### Data for this exercise ###

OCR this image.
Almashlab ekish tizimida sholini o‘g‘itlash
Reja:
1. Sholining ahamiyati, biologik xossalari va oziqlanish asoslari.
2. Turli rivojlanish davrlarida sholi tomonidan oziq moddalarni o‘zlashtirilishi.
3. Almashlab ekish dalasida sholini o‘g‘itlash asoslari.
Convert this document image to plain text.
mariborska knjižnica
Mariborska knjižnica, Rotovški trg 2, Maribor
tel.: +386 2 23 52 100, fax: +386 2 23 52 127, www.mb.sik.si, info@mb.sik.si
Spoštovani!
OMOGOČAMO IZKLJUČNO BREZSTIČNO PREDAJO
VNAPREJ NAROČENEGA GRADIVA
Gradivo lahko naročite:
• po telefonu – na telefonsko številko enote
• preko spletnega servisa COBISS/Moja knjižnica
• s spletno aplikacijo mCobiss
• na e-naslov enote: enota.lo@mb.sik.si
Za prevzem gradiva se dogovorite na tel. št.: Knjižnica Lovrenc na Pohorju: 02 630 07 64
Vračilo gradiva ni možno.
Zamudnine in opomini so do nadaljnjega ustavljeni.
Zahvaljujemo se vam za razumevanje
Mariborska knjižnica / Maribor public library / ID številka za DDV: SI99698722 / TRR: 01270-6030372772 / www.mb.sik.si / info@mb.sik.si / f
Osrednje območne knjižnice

###

Repeat every record exactly as written, please.

OCR this image.
Almashlab ekish tizimida sholini o‘g‘itlash
Reja:
1. Sholining ahamiyati, biologik xossalari va oziqlanish asoslari.
2. Turli rivojlanish davrlarida sholi tomonidan oziq moddalarni o‘zlashtirilishi.
3. Almashlab ekish dalasida sholini o‘g‘itlash asoslari.
Convert this document image to plain text.
mariborska knjižnica
Mariborska knjižnica, Rotovški trg 2, Maribor
tel.: +386 2 23 52 100, fax: +386 2 23 52 127, www.mb.sik.si, info@mb.sik.si
Spoštovani!
OMOGOČAMO IZKLJUČNO BREZSTIČNO PREDAJO
VNAPREJ NAROČENEGA GRADIVA
Gradivo lahko naročite:
• po telefonu – na telefonsko številko enote
• preko spletnega servisa COBISS/Moja knjižnica
• s spletno aplikacijo mCobiss
• na e-naslov enote: enota.lo@mb.sik.si
Za prevzem gradiva se dogovorite na tel. št.: Knjižnica Lovrenc na Pohorju: 02 630 07 64
Vračilo gradiva ni možno.
Zamudnine in opomini so do nadaljnjega ustavljeni.
Zahvaljujemo se vam za razumevanje
Mariborska knjižnica / Maribor public library / ID številka za DDV: SI99698722 / TRR: 01270-6030372772 / www.mb.sik.si / info@mb.sik.si / f
Osrednje območne knjižnice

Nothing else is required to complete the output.